*WHAT YOU HAVE TO DO*
Identify all lines in the data containing the string "nicht". Copy them out.

*DATA FOR PROCESSING*

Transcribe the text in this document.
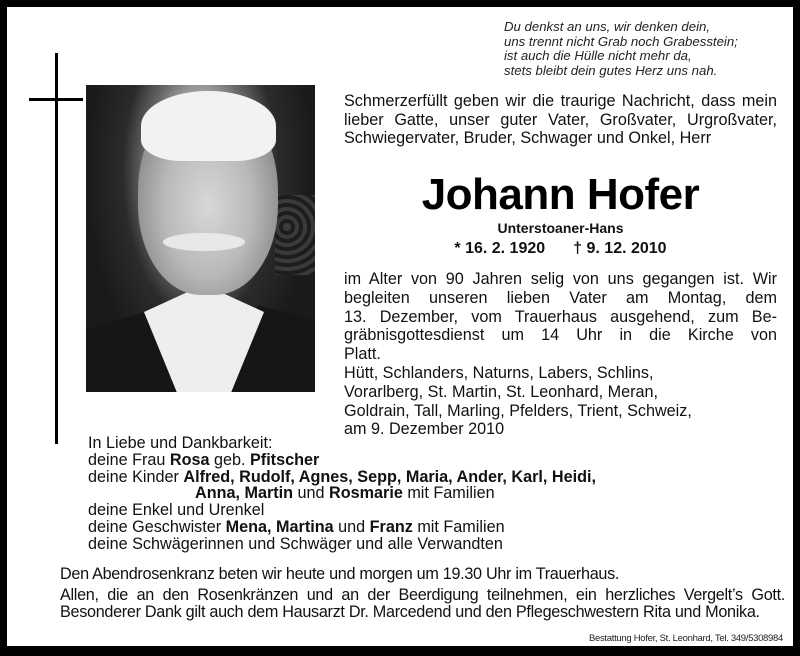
Du denkst an uns, wir denken dein,
uns trennt nicht Grab noch Grabesstein;
ist auch die Hülle nicht mehr da,
stets bleibt dein gutes Herz uns nah.
Schmerzerfüllt geben wir die traurige Nachricht, dass mein lieber Gatte, unser guter Vater, Großvater, Urgroßvater, Schwiegervater, Bruder, Schwager und Onkel, Herr
Johann Hofer
Unterstoaner-Hans
* 16. 2. 1920 † 9. 12. 2010
im Alter von 90 Jahren selig von uns gegangen ist. Wir
begleiten unseren lieben Vater am Montag, dem
13. Dezember, vom Trauerhaus ausgehend, zum Be-
gräbnisgottesdienst um 14 Uhr in die Kirche von
Platt.
Hütt, Schlanders, Naturns, Labers, Schlins,
Vorarlberg, St. Martin, St. Leonhard, Meran,
Goldrain, Tall, Marling, Pfelders, Trient, Schweiz,
am 9. Dezember 2010
In Liebe und Dankbarkeit:
deine Frau Rosa geb. Pfitscher
deine Kinder Alfred, Rudolf, Agnes, Sepp, Maria, Ander, Karl, Heidi,
Anna, Martin und Rosmarie mit Familien
deine Enkel und Urenkel
deine Geschwister Mena, Martina und Franz mit Familien
deine Schwägerinnen und Schwäger und alle Verwandten
Den Abendrosenkranz beten wir heute und morgen um 19.30 Uhr im Trauerhaus.
Allen, die an den Rosenkränzen und an der Beerdigung teilnehmen, ein herzliches Vergelt’s Gott. Besonderer Dank gilt auch dem Hausarzt Dr. Marcedend und den Pflegeschwestern Rita und Monika.
Bestattung Hofer, St. Leonhard, Tel. 349/5308984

*EXERCISE RESULT*
uns trennt nicht Grab noch Grabesstein;
ist auch die Hülle nicht mehr da,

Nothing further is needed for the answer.